**PROBLEM TO WORK ON:**
Print every entry, word for word, and skip the images.

※

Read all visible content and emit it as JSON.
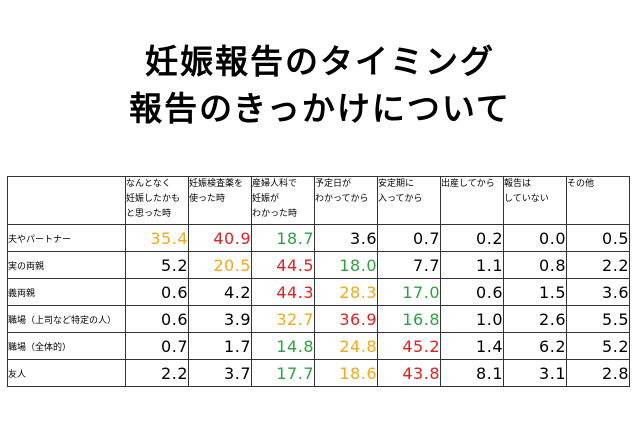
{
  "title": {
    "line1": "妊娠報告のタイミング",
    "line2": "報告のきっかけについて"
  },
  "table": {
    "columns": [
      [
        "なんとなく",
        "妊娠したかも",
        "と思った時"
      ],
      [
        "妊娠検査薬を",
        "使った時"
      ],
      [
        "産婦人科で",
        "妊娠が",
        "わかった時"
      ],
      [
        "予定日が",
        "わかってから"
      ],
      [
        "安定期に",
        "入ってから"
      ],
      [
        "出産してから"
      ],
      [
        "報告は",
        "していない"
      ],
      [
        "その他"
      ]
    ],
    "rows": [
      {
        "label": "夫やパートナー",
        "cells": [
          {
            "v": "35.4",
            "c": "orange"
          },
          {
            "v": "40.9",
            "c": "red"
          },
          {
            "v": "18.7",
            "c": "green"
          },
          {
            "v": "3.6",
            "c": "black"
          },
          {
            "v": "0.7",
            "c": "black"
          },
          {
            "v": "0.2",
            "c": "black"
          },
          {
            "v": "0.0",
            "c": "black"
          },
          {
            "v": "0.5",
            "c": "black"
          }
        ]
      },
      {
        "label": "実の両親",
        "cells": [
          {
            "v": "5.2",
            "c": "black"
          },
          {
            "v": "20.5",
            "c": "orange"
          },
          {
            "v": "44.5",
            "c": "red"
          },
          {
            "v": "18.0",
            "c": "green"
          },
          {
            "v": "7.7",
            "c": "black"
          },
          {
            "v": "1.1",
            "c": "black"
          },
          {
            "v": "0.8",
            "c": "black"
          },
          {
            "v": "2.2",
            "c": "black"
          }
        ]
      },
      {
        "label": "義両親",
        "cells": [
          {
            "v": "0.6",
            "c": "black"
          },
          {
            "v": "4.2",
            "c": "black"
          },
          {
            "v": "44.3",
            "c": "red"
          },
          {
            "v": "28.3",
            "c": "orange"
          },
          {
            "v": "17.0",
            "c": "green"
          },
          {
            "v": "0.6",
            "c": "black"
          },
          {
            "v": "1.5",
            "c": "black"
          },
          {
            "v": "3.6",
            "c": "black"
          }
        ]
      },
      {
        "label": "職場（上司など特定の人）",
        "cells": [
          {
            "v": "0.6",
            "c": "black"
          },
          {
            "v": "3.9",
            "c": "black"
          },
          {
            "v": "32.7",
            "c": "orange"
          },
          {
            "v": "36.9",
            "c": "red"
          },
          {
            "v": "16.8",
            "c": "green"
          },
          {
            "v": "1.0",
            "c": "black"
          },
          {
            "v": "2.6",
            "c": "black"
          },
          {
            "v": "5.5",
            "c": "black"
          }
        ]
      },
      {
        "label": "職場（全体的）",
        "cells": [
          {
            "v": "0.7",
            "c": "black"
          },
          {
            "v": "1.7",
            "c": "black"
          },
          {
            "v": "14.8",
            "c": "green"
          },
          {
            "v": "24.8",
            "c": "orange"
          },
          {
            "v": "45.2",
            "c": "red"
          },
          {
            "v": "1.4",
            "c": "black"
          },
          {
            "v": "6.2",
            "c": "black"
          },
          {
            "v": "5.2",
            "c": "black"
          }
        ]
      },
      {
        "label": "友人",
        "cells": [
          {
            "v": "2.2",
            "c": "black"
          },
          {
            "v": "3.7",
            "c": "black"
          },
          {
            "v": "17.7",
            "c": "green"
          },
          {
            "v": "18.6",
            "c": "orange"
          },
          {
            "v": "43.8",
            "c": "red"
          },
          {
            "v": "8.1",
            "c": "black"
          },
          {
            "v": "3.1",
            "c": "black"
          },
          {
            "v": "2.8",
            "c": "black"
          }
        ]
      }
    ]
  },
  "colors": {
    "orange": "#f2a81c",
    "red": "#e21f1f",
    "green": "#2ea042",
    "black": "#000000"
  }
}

※

**SOLUTION TO THE PROBLEM:**
Read all visible content and emit it as JSON.
{
  "title": {
    "line1": "妊娠報告のタイミング",
    "line2": "報告のきっかけについて"
  },
  "table": {
    "columns": [
      [
        "なんとなく",
        "妊娠したかも",
        "と思った時"
      ],
      [
        "妊娠検査薬を",
        "使った時"
      ],
      [
        "産婦人科で",
        "妊娠が",
        "わかった時"
      ],
      [
        "予定日が",
        "わかってから"
      ],
      [
        "安定期に",
        "入ってから"
      ],
      [
        "出産してから"
      ],
      [
        "報告は",
        "していない"
      ],
      [
        "その他"
      ]
    ],
    "rows": [
      {
        "label": "夫やパートナー",
        "cells": [
          {
            "v": "35.4",
            "c": "orange"
          },
          {
            "v": "40.9",
            "c": "red"
          },
          {
            "v": "18.7",
            "c": "green"
          },
          {
            "v": "3.6",
            "c": "black"
          },
          {
            "v": "0.7",
            "c": "black"
          },
          {
            "v": "0.2",
            "c": "black"
          },
          {
            "v": "0.0",
            "c": "black"
          },
          {
            "v": "0.5",
            "c": "black"
          }
        ]
      },
      {
        "label": "実の両親",
        "cells": [
          {
            "v": "5.2",
            "c": "black"
          },
          {
            "v": "20.5",
            "c": "orange"
          },
          {
            "v": "44.5",
            "c": "red"
          },
          {
            "v": "18.0",
            "c": "green"
          },
          {
            "v": "7.7",
            "c": "black"
          },
          {
            "v": "1.1",
            "c": "black"
          },
          {
            "v": "0.8",
            "c": "black"
          },
          {
            "v": "2.2",
            "c": "black"
          }
        ]
      },
      {
        "label": "義両親",
        "cells": [
          {
            "v": "0.6",
            "c": "black"
          },
          {
            "v": "4.2",
            "c": "black"
          },
          {
            "v": "44.3",
            "c": "red"
          },
          {
            "v": "28.3",
            "c": "orange"
          },
          {
            "v": "17.0",
            "c": "green"
          },
          {
            "v": "0.6",
            "c": "black"
          },
          {
            "v": "1.5",
            "c": "black"
          },
          {
            "v": "3.6",
            "c": "black"
          }
        ]
      },
      {
        "label": "職場（上司など特定の人）",
        "cells": [
          {
            "v": "0.6",
            "c": "black"
          },
          {
            "v": "3.9",
            "c": "black"
          },
          {
            "v": "32.7",
            "c": "orange"
          },
          {
            "v": "36.9",
            "c": "red"
          },
          {
            "v": "16.8",
            "c": "green"
          },
          {
            "v": "1.0",
            "c": "black"
          },
          {
            "v": "2.6",
            "c": "black"
          },
          {
            "v": "5.5",
            "c": "black"
          }
        ]
      },
      {
        "label": "職場（全体的）",
        "cells": [
          {
            "v": "0.7",
            "c": "black"
          },
          {
            "v": "1.7",
            "c": "black"
          },
          {
            "v": "14.8",
            "c": "green"
          },
          {
            "v": "24.8",
            "c": "orange"
          },
          {
            "v": "45.2",
            "c": "red"
          },
          {
            "v": "1.4",
            "c": "black"
          },
          {
            "v": "6.2",
            "c": "black"
          },
          {
            "v": "5.2",
            "c": "black"
          }
        ]
      },
      {
        "label": "友人",
        "cells": [
          {
            "v": "2.2",
            "c": "black"
          },
          {
            "v": "3.7",
            "c": "black"
          },
          {
            "v": "17.7",
            "c": "green"
          },
          {
            "v": "18.6",
            "c": "orange"
          },
          {
            "v": "43.8",
            "c": "red"
          },
          {
            "v": "8.1",
            "c": "black"
          },
          {
            "v": "3.1",
            "c": "black"
          },
          {
            "v": "2.8",
            "c": "black"
          }
        ]
      }
    ]
  },
  "colors": {
    "orange": "#f2a81c",
    "red": "#e21f1f",
    "green": "#2ea042",
    "black": "#000000"
  }
}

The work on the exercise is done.